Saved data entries
---
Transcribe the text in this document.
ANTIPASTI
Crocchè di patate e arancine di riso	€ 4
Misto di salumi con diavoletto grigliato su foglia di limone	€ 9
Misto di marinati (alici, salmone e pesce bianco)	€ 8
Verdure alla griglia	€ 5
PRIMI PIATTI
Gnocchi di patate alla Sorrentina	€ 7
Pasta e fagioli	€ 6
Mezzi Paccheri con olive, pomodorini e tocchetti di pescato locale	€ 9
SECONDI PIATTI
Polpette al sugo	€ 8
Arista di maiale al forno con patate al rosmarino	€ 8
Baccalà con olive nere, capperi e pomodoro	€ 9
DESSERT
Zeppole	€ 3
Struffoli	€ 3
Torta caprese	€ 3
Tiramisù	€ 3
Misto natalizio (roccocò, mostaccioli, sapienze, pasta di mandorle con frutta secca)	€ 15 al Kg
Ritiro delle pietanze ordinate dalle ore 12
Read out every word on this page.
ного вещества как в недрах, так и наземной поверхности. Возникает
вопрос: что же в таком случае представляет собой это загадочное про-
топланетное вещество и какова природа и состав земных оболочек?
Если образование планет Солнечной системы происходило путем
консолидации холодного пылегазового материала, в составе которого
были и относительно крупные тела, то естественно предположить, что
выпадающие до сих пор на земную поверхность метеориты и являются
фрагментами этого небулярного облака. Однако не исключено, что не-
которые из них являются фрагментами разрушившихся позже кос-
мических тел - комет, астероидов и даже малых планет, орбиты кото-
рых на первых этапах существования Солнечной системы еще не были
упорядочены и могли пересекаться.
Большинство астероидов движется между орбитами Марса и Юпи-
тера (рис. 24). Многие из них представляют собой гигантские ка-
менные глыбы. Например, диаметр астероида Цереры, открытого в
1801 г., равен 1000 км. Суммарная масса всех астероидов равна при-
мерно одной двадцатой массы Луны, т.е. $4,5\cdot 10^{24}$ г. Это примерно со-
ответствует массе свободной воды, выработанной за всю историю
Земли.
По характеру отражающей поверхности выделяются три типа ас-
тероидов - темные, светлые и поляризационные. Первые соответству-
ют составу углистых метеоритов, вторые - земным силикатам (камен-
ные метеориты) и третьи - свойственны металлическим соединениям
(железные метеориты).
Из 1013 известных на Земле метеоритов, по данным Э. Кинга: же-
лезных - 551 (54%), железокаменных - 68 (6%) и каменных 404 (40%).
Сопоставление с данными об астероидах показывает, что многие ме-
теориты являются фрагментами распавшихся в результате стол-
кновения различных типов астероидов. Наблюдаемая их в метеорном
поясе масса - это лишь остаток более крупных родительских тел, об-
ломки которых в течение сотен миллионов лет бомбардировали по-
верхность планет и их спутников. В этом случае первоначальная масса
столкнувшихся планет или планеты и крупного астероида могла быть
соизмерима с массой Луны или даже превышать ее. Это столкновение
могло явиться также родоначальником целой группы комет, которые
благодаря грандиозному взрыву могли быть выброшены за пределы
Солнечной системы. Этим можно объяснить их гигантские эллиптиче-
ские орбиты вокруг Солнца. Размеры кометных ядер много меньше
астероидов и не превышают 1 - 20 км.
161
---
• [Exercise description]: Reproduce the records above exactly.

• [Solution to this problem]:
Transcribe the text in this document.
ANTIPASTI
Crocchè di patate e arancine di riso	€ 4
Misto di salumi con diavoletto grigliato su foglia di limone	€ 9
Misto di marinati (alici, salmone e pesce bianco)	€ 8
Verdure alla griglia	€ 5
PRIMI PIATTI
Gnocchi di patate alla Sorrentina	€ 7
Pasta e fagioli	€ 6
Mezzi Paccheri con olive, pomodorini e tocchetti di pescato locale	€ 9
SECONDI PIATTI
Polpette al sugo	€ 8
Arista di maiale al forno con patate al rosmarino	€ 8
Baccalà con olive nere, capperi e pomodoro	€ 9
DESSERT
Zeppole	€ 3
Struffoli	€ 3
Torta caprese	€ 3
Tiramisù	€ 3
Misto natalizio (roccocò, mostaccioli, sapienze, pasta di mandorle con frutta secca)	€ 15 al Kg
Ritiro delle pietanze ordinate dalle ore 12
Read out every word on this page.
ного вещества как в недрах, так и наземной поверхности. Возникает
вопрос: что же в таком случае представляет собой это загадочное про-
топланетное вещество и какова природа и состав земных оболочек?
Если образование планет Солнечной системы происходило путем
консолидации холодного пылегазового материала, в составе которого
были и относительно крупные тела, то естественно предположить, что
выпадающие до сих пор на земную поверхность метеориты и являются
фрагментами этого небулярного облака. Однако не исключено, что не-
которые из них являются фрагментами разрушившихся позже кос-
мических тел - комет, астероидов и даже малых планет, орбиты кото-
рых на первых этапах существования Солнечной системы еще не были
упорядочены и могли пересекаться.
Большинство астероидов движется между орбитами Марса и Юпи-
тера (рис. 24). Многие из них представляют собой гигантские ка-
менные глыбы. Например, диаметр астероида Цереры, открытого в
1801 г., равен 1000 км. Суммарная масса всех астероидов равна при-
мерно одной двадцатой массы Луны, т.е. $4,5\cdot 10^{24}$ г. Это примерно со-
ответствует массе свободной воды, выработанной за всю историю
Земли.
По характеру отражающей поверхности выделяются три типа ас-
тероидов - темные, светлые и поляризационные. Первые соответству-
ют составу углистых метеоритов, вторые - земным силикатам (камен-
ные метеориты) и третьи - свойственны металлическим соединениям
(железные метеориты).
Из 1013 известных на Земле метеоритов, по данным Э. Кинга: же-
лезных - 551 (54%), железокаменных - 68 (6%) и каменных 404 (40%).
Сопоставление с данными об астероидах показывает, что многие ме-
теориты являются фрагментами распавшихся в результате стол-
кновения различных типов астероидов. Наблюдаемая их в метеорном
поясе масса - это лишь остаток более крупных родительских тел, об-
ломки которых в течение сотен миллионов лет бомбардировали по-
верхность планет и их спутников. В этом случае первоначальная масса
столкнувшихся планет или планеты и крупного астероида могла быть
соизмерима с массой Луны или даже превышать ее. Это столкновение
могло явиться также родоначальником целой группы комет, которые
благодаря грандиозному взрыву могли быть выброшены за пределы
Солнечной системы. Этим можно объяснить их гигантские эллиптиче-
ские орбиты вокруг Солнца. Размеры кометных ядер много меньше
астероидов и не превышают 1 - 20 км.
161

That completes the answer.